Please restate the following records word for word.
## Start Exercise material
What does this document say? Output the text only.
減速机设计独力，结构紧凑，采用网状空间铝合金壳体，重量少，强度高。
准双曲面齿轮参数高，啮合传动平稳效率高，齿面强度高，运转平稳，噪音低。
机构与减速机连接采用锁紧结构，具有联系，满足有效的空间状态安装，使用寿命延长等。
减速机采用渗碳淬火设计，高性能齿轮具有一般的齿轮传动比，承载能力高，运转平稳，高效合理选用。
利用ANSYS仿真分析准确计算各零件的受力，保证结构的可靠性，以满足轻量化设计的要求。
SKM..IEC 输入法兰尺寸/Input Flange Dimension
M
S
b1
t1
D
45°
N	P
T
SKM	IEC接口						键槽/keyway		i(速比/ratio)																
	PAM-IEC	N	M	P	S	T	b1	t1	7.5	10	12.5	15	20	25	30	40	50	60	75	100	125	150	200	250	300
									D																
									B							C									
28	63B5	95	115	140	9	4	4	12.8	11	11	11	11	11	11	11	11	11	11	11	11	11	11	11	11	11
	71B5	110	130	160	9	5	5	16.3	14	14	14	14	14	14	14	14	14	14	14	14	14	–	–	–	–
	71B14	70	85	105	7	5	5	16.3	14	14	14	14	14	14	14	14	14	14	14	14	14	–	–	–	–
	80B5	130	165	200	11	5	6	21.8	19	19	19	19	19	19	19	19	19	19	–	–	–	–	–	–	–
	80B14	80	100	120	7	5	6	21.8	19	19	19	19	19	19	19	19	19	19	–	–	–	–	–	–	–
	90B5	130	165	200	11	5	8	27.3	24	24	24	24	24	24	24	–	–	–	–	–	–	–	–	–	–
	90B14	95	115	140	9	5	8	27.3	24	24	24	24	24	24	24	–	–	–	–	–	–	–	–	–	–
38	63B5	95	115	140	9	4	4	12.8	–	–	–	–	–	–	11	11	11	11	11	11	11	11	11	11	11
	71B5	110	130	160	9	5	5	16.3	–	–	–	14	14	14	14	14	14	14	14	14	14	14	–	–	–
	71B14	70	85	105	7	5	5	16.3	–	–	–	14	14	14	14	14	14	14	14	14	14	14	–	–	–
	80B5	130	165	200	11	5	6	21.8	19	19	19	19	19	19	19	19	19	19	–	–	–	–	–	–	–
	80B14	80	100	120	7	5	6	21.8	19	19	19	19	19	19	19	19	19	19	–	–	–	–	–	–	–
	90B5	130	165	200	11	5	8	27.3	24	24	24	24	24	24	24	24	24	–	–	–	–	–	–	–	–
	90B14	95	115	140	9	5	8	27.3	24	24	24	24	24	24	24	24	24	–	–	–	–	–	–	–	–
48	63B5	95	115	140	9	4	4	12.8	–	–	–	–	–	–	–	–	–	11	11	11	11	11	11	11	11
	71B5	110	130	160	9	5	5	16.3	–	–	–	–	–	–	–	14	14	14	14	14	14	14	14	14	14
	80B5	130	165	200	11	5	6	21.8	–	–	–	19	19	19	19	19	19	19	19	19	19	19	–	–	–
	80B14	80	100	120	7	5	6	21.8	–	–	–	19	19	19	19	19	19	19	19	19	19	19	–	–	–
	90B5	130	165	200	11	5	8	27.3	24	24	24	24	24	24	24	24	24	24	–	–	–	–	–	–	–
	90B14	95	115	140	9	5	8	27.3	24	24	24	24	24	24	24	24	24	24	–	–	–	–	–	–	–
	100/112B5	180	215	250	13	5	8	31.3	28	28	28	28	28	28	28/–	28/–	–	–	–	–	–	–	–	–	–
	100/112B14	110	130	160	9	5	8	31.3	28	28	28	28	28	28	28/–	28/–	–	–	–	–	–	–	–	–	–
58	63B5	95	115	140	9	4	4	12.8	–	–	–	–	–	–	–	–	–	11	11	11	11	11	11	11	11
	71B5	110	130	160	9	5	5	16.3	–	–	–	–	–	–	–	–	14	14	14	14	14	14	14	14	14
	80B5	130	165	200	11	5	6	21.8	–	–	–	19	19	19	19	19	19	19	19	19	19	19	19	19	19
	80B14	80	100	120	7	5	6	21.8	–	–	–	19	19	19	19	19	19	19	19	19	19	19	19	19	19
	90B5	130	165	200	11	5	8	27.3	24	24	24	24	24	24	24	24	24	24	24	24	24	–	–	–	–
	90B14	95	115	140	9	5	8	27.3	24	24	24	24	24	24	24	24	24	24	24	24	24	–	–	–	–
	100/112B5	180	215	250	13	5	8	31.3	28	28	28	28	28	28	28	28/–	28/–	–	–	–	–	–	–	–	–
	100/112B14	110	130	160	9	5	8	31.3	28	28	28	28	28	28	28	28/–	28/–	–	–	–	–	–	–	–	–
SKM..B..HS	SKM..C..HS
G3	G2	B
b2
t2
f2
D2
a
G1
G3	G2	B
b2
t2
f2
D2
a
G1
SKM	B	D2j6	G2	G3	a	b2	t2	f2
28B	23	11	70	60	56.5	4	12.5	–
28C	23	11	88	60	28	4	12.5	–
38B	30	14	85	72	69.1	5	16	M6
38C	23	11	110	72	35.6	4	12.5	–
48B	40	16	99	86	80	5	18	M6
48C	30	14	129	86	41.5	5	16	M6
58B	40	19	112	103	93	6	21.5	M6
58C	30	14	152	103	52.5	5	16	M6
## End Exercise material
§ **Task result**:
What does this document say? Output the text only.
減速机设计独力，结构紧凑，采用网状空间铝合金壳体，重量少，强度高。
准双曲面齿轮参数高，啮合传动平稳效率高，齿面强度高，运转平稳，噪音低。
机构与减速机连接采用锁紧结构，具有联系，满足有效的空间状态安装，使用寿命延长等。
减速机采用渗碳淬火设计，高性能齿轮具有一般的齿轮传动比，承载能力高，运转平稳，高效合理选用。
利用ANSYS仿真分析准确计算各零件的受力，保证结构的可靠性，以满足轻量化设计的要求。
SKM..IEC 输入法兰尺寸/Input Flange Dimension
M
S
b1
t1
D
45°
N	P
T
SKM	IEC接口						键槽/keyway		i(速比/ratio)																
	PAM-IEC	N	M	P	S	T	b1	t1	7.5	10	12.5	15	20	25	30	40	50	60	75	100	125	150	200	250	300
									D																
									B							C									
28	63B5	95	115	140	9	4	4	12.8	11	11	11	11	11	11	11	11	11	11	11	11	11	11	11	11	11
	71B5	110	130	160	9	5	5	16.3	14	14	14	14	14	14	14	14	14	14	14	14	14	–	–	–	–
	71B14	70	85	105	7	5	5	16.3	14	14	14	14	14	14	14	14	14	14	14	14	14	–	–	–	–
	80B5	130	165	200	11	5	6	21.8	19	19	19	19	19	19	19	19	19	19	–	–	–	–	–	–	–
	80B14	80	100	120	7	5	6	21.8	19	19	19	19	19	19	19	19	19	19	–	–	–	–	–	–	–
	90B5	130	165	200	11	5	8	27.3	24	24	24	24	24	24	24	–	–	–	–	–	–	–	–	–	–
	90B14	95	115	140	9	5	8	27.3	24	24	24	24	24	24	24	–	–	–	–	–	–	–	–	–	–
38	63B5	95	115	140	9	4	4	12.8	–	–	–	–	–	–	11	11	11	11	11	11	11	11	11	11	11
	71B5	110	130	160	9	5	5	16.3	–	–	–	14	14	14	14	14	14	14	14	14	14	14	–	–	–
	71B14	70	85	105	7	5	5	16.3	–	–	–	14	14	14	14	14	14	14	14	14	14	14	–	–	–
	80B5	130	165	200	11	5	6	21.8	19	19	19	19	19	19	19	19	19	19	–	–	–	–	–	–	–
	80B14	80	100	120	7	5	6	21.8	19	19	19	19	19	19	19	19	19	19	–	–	–	–	–	–	–
	90B5	130	165	200	11	5	8	27.3	24	24	24	24	24	24	24	24	24	–	–	–	–	–	–	–	–
	90B14	95	115	140	9	5	8	27.3	24	24	24	24	24	24	24	24	24	–	–	–	–	–	–	–	–
48	63B5	95	115	140	9	4	4	12.8	–	–	–	–	–	–	–	–	–	11	11	11	11	11	11	11	11
	71B5	110	130	160	9	5	5	16.3	–	–	–	–	–	–	–	14	14	14	14	14	14	14	14	14	14
	80B5	130	165	200	11	5	6	21.8	–	–	–	19	19	19	19	19	19	19	19	19	19	19	–	–	–
	80B14	80	100	120	7	5	6	21.8	–	–	–	19	19	19	19	19	19	19	19	19	19	19	–	–	–
	90B5	130	165	200	11	5	8	27.3	24	24	24	24	24	24	24	24	24	24	–	–	–	–	–	–	–
	90B14	95	115	140	9	5	8	27.3	24	24	24	24	24	24	24	24	24	24	–	–	–	–	–	–	–
	100/112B5	180	215	250	13	5	8	31.3	28	28	28	28	28	28	28/–	28/–	–	–	–	–	–	–	–	–	–
	100/112B14	110	130	160	9	5	8	31.3	28	28	28	28	28	28	28/–	28/–	–	–	–	–	–	–	–	–	–
58	63B5	95	115	140	9	4	4	12.8	–	–	–	–	–	–	–	–	–	11	11	11	11	11	11	11	11
	71B5	110	130	160	9	5	5	16.3	–	–	–	–	–	–	–	–	14	14	14	14	14	14	14	14	14
	80B5	130	165	200	11	5	6	21.8	–	–	–	19	19	19	19	19	19	19	19	19	19	19	19	19	19
	80B14	80	100	120	7	5	6	21.8	–	–	–	19	19	19	19	19	19	19	19	19	19	19	19	19	19
	90B5	130	165	200	11	5	8	27.3	24	24	24	24	24	24	24	24	24	24	24	24	24	–	–	–	–
	90B14	95	115	140	9	5	8	27.3	24	24	24	24	24	24	24	24	24	24	24	24	24	–	–	–	–
	100/112B5	180	215	250	13	5	8	31.3	28	28	28	28	28	28	28	28/–	28/–	–	–	–	–	–	–	–	–
	100/112B14	110	130	160	9	5	8	31.3	28	28	28	28	28	28	28	28/–	28/–	–	–	–	–	–	–	–	–
SKM..B..HS	SKM..C..HS
G3	G2	B
b2
t2
f2
D2
a
G1
G3	G2	B
b2
t2
f2
D2
a
G1
SKM	B	D2j6	G2	G3	a	b2	t2	f2
28B	23	11	70	60	56.5	4	12.5	–
28C	23	11	88	60	28	4	12.5	–
38B	30	14	85	72	69.1	5	16	M6
38C	23	11	110	72	35.6	4	12.5	–
48B	40	16	99	86	80	5	18	M6
48C	30	14	129	86	41.5	5	16	M6
58B	40	19	112	103	93	6	21.5	M6
58C	30	14	152	103	52.5	5	16	M6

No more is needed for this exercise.